=== PROBLEM DETAILS ===
Would you restate all the data that follows, word for word?

=== SOURCE MATERIAL ===
============

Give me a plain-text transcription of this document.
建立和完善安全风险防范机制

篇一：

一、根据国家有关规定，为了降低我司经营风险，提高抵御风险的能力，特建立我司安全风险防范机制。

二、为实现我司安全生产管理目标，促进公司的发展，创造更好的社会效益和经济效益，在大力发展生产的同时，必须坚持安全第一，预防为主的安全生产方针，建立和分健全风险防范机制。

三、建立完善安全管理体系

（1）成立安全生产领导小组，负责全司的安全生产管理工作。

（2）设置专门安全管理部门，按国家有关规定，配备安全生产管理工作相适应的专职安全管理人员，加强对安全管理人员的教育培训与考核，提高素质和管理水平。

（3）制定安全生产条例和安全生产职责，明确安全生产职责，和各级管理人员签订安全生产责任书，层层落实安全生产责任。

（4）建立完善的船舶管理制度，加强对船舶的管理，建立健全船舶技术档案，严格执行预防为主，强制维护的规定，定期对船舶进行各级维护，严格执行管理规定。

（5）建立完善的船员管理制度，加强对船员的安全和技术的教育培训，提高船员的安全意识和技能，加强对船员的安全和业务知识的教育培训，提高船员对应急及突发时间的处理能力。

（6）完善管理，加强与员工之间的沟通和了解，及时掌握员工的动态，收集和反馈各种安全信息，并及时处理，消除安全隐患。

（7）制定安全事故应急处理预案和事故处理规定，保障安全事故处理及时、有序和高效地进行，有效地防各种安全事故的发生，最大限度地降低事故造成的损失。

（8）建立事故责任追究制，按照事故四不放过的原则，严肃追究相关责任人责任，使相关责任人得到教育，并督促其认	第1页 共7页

============

=== EXERCISE RESPONSE ===
Give me a plain-text transcription of this document.
建立和完善安全风险防范机制

篇一：

一、根据国家有关规定，为了降低我司经营风险，提高抵御风险的能力，特建立我司安全风险防范机制。

二、为实现我司安全生产管理目标，促进公司的发展，创造更好的社会效益和经济效益，在大力发展生产的同时，必须坚持安全第一，预防为主的安全生产方针，建立和分健全风险防范机制。

三、建立完善安全管理体系

（1）成立安全生产领导小组，负责全司的安全生产管理工作。

（2）设置专门安全管理部门，按国家有关规定，配备安全生产管理工作相适应的专职安全管理人员，加强对安全管理人员的教育培训与考核，提高素质和管理水平。

（3）制定安全生产条例和安全生产职责，明确安全生产职责，和各级管理人员签订安全生产责任书，层层落实安全生产责任。

（4）建立完善的船舶管理制度，加强对船舶的管理，建立健全船舶技术档案，严格执行预防为主，强制维护的规定，定期对船舶进行各级维护，严格执行管理规定。

（5）建立完善的船员管理制度，加强对船员的安全和技术的教育培训，提高船员的安全意识和技能，加强对船员的安全和业务知识的教育培训，提高船员对应急及突发时间的处理能力。

（6）完善管理，加强与员工之间的沟通和了解，及时掌握员工的动态，收集和反馈各种安全信息，并及时处理，消除安全隐患。

（7）制定安全事故应急处理预案和事故处理规定，保障安全事故处理及时、有序和高效地进行，有效地防各种安全事故的发生，最大限度地降低事故造成的损失。

（8）建立事故责任追究制，按照事故四不放过的原则，严肃追究相关责任人责任，使相关责任人得到教育，并督促其认	第1页 共7页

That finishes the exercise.